━━━━━ RECORDS FOR THE EXERCISE
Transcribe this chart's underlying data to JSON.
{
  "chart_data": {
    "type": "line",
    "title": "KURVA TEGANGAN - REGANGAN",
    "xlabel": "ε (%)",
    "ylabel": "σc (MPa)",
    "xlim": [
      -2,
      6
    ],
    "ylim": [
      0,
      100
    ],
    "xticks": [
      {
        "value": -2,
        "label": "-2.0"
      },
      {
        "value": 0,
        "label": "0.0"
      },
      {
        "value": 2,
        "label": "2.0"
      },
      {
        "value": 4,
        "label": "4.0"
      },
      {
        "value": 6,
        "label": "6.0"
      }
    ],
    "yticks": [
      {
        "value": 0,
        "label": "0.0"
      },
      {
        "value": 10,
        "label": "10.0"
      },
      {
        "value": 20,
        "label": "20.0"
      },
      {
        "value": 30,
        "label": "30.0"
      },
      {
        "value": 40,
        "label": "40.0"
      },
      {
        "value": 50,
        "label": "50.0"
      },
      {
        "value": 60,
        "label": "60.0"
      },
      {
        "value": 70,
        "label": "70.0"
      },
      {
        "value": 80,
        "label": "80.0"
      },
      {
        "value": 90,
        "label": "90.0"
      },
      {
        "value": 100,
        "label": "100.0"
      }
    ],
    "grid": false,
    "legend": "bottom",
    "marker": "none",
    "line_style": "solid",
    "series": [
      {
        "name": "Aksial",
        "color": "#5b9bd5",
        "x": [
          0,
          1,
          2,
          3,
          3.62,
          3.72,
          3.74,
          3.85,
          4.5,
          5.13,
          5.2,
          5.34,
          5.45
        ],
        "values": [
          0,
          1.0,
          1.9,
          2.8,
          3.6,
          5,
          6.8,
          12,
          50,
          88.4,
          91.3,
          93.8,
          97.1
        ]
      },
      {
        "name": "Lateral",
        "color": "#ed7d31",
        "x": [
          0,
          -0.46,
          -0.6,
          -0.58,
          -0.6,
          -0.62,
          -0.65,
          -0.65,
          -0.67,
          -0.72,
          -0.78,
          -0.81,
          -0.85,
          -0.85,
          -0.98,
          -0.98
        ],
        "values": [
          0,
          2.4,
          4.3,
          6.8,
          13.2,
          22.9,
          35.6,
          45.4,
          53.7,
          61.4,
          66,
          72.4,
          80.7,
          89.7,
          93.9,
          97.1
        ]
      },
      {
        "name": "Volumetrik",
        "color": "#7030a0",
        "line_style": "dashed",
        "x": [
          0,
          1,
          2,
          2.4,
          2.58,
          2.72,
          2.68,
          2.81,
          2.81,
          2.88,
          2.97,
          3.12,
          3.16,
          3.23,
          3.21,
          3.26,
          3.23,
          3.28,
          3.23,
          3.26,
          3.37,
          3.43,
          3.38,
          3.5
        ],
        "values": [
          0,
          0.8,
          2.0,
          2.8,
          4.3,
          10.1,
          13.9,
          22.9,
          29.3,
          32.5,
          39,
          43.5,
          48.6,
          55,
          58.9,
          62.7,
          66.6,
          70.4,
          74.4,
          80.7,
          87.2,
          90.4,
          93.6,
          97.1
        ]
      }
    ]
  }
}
━━━━━━━━━━
EXERCISE OBJECTIVE: Note each line of the entries that has "name" in it, and copy those lines.

RESPONSE FOR THIS EXERCISE:
        "name": "Aksial",
        "name": "Lateral",
        "name": "Volumetrik",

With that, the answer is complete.